Problem to solve
Express the lines from the one with "svg-text:-2: -2 bbox=[203, 519, 211, 529]" to the one with "endpoint-open-button[interactable] bbox=[729, 467, 751, 487]" as a JSON list of strings, one string per line, leaving out any blank lines.

[Stored records]
........

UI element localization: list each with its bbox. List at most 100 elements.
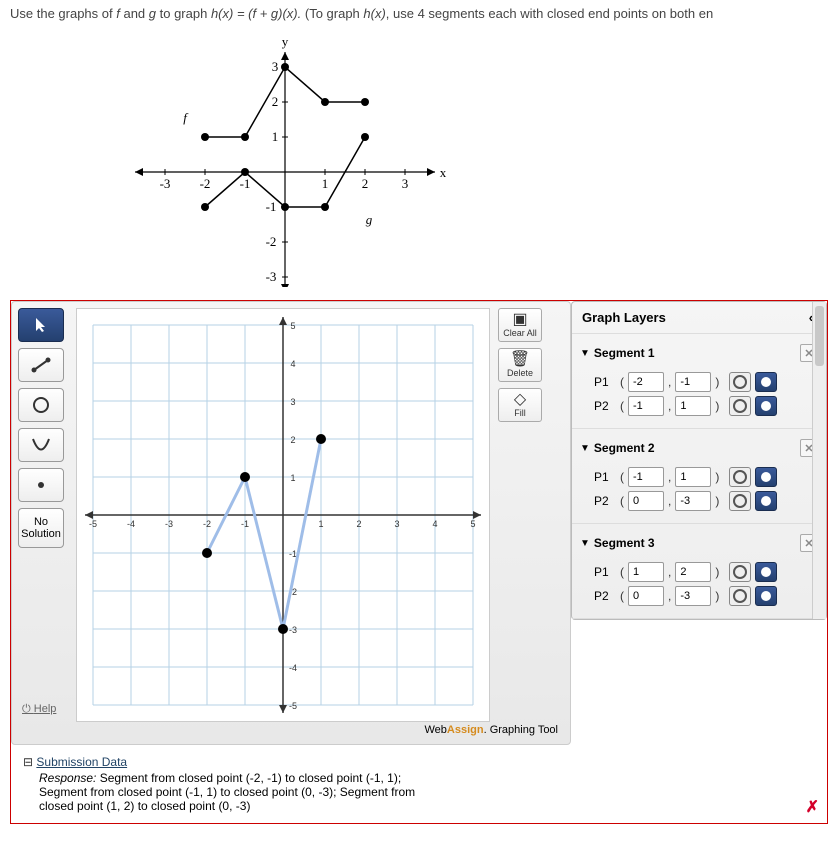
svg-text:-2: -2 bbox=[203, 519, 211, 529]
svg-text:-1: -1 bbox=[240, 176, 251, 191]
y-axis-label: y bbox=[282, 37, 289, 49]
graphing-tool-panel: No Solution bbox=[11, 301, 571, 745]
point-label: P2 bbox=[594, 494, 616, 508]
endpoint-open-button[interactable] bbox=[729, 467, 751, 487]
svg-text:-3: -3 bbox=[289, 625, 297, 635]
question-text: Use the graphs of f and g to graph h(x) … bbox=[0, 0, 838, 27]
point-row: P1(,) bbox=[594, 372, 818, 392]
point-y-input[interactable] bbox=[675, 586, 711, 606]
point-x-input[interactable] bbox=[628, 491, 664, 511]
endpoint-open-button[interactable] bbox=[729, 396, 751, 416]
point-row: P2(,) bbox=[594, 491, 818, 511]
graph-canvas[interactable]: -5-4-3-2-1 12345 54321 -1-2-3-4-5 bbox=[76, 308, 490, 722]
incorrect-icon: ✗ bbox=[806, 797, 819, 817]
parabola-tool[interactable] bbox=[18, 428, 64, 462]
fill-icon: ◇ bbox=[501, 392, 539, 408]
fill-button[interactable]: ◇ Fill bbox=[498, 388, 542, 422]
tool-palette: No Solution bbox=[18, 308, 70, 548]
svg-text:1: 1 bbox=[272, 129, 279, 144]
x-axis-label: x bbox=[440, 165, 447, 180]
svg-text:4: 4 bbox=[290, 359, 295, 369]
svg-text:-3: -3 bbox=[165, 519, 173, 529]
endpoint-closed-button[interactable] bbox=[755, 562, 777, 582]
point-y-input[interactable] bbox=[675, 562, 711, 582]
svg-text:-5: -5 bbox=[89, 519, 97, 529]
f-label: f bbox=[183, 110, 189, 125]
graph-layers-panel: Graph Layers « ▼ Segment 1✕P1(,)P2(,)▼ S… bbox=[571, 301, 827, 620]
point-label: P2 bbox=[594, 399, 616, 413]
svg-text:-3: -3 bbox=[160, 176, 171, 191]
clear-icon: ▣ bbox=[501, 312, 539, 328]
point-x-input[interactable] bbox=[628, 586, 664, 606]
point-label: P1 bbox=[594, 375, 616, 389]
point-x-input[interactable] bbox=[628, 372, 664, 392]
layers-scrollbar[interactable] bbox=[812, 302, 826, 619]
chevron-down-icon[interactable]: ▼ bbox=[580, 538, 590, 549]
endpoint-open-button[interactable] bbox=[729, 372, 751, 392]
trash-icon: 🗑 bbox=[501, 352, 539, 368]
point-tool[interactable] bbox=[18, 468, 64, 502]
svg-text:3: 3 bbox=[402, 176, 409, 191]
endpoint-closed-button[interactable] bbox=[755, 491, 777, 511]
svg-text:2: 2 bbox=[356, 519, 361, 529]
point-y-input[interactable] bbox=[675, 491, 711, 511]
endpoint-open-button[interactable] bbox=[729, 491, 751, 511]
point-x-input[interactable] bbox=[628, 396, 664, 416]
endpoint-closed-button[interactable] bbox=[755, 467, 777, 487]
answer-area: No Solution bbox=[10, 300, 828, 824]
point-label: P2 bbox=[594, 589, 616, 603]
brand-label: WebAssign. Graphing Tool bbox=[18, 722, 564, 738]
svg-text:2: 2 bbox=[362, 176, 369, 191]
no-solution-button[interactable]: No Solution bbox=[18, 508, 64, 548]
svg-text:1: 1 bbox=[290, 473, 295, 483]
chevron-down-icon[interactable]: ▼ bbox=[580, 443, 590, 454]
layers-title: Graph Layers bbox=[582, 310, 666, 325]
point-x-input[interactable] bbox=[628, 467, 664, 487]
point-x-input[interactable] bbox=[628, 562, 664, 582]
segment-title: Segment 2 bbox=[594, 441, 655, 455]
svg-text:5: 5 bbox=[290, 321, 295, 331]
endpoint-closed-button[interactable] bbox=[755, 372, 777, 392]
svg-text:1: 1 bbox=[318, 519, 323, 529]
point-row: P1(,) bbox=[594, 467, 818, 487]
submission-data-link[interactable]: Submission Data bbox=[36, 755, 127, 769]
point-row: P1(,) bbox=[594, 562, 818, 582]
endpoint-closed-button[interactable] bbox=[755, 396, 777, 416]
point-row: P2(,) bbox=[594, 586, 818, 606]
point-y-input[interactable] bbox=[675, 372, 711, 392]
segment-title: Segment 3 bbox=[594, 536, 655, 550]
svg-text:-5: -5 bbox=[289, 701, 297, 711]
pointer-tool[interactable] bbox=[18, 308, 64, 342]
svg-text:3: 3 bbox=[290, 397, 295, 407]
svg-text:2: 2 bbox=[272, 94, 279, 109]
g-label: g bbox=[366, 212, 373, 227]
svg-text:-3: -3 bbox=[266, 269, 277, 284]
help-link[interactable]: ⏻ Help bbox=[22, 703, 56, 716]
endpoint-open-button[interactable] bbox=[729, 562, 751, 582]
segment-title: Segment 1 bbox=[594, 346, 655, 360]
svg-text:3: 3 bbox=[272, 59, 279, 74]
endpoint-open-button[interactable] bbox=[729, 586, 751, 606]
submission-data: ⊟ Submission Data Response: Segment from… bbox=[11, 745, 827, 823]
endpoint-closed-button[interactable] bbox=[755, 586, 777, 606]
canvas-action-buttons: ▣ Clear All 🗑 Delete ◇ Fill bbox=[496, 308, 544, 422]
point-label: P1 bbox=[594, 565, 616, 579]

........

Full answer
[
  "svg-text:-2: -2 bbox=[203, 519, 211, 529]",
  "svg-text:-1: -1 bbox=[240, 176, 251, 191]",
  "y-axis-label: y bbox=[282, 37, 289, 49]",
  "graphing-tool-panel: No Solution bbox=[11, 301, 571, 745]",
  "point-label: P2 bbox=[594, 494, 616, 508]",
  "endpoint-open-button[interactable] bbox=[729, 467, 751, 487]"
]